Extracted data entries
⟨

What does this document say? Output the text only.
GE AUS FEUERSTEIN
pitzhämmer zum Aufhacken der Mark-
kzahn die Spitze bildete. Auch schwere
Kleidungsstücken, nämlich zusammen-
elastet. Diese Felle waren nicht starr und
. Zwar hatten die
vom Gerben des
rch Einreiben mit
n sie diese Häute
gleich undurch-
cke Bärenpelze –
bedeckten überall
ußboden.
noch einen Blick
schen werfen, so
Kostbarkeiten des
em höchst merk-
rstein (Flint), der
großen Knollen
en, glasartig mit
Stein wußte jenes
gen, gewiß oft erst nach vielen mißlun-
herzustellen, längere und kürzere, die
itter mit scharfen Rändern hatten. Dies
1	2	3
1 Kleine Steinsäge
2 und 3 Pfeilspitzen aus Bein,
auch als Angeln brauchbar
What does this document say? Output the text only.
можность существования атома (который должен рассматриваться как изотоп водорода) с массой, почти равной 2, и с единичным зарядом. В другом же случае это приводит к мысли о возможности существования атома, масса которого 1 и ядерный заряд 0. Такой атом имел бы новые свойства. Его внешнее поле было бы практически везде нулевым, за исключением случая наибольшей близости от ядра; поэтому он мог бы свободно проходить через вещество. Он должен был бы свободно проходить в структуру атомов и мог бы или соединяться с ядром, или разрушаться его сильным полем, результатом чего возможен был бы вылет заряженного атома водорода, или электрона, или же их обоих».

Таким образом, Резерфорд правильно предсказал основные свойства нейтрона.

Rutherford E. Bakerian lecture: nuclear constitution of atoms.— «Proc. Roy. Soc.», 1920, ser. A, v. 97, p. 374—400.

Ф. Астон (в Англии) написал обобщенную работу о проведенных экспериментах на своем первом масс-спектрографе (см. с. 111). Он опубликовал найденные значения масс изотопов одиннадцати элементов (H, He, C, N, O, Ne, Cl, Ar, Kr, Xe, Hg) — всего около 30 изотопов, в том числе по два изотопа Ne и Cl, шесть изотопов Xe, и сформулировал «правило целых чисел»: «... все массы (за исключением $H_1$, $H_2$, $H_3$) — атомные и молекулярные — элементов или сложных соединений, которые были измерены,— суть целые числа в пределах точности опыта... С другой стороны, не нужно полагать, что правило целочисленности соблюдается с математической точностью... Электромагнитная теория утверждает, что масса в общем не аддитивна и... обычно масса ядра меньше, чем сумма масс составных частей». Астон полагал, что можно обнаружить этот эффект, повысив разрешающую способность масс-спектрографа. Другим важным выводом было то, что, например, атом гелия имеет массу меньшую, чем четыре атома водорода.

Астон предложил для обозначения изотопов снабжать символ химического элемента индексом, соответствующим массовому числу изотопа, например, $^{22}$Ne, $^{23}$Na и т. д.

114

⟩

WHAT YOU WILL DO: Each line of the listing should be echoed back exactly.

RESPONSE:
What does this document say? Output the text only.
GE AUS FEUERSTEIN
pitzhämmer zum Aufhacken der Mark-
kzahn die Spitze bildete. Auch schwere
Kleidungsstücken, nämlich zusammen-
elastet. Diese Felle waren nicht starr und
. Zwar hatten die
vom Gerben des
rch Einreiben mit
n sie diese Häute
gleich undurch-
cke Bärenpelze –
bedeckten überall
ußboden.
noch einen Blick
schen werfen, so
Kostbarkeiten des
em höchst merk-
rstein (Flint), der
großen Knollen
en, glasartig mit
Stein wußte jenes
gen, gewiß oft erst nach vielen mißlun-
herzustellen, längere und kürzere, die
itter mit scharfen Rändern hatten. Dies
1	2	3
1 Kleine Steinsäge
2 und 3 Pfeilspitzen aus Bein,
auch als Angeln brauchbar
What does this document say? Output the text only.
можность существования атома (который должен рассматриваться как изотоп водорода) с массой, почти равной 2, и с единичным зарядом. В другом же случае это приводит к мысли о возможности существования атома, масса которого 1 и ядерный заряд 0. Такой атом имел бы новые свойства. Его внешнее поле было бы практически везде нулевым, за исключением случая наибольшей близости от ядра; поэтому он мог бы свободно проходить через вещество. Он должен был бы свободно проходить в структуру атомов и мог бы или соединяться с ядром, или разрушаться его сильным полем, результатом чего возможен был бы вылет заряженного атома водорода, или электрона, или же их обоих».

Таким образом, Резерфорд правильно предсказал основные свойства нейтрона.

Rutherford E. Bakerian lecture: nuclear constitution of atoms.— «Proc. Roy. Soc.», 1920, ser. A, v. 97, p. 374—400.

Ф. Астон (в Англии) написал обобщенную работу о проведенных экспериментах на своем первом масс-спектрографе (см. с. 111). Он опубликовал найденные значения масс изотопов одиннадцати элементов (H, He, C, N, O, Ne, Cl, Ar, Kr, Xe, Hg) — всего около 30 изотопов, в том числе по два изотопа Ne и Cl, шесть изотопов Xe, и сформулировал «правило целых чисел»: «... все массы (за исключением $H_1$, $H_2$, $H_3$) — атомные и молекулярные — элементов или сложных соединений, которые были измерены,— суть целые числа в пределах точности опыта... С другой стороны, не нужно полагать, что правило целочисленности соблюдается с математической точностью... Электромагнитная теория утверждает, что масса в общем не аддитивна и... обычно масса ядра меньше, чем сумма масс составных частей». Астон полагал, что можно обнаружить этот эффект, повысив разрешающую способность масс-спектрографа. Другим важным выводом было то, что, например, атом гелия имеет массу меньшую, чем четыре атома водорода.

Астон предложил для обозначения изотопов снабжать символ химического элемента индексом, соответствующим массовому числу изотопа, например, $^{22}$Ne, $^{23}$Na и т. д.

114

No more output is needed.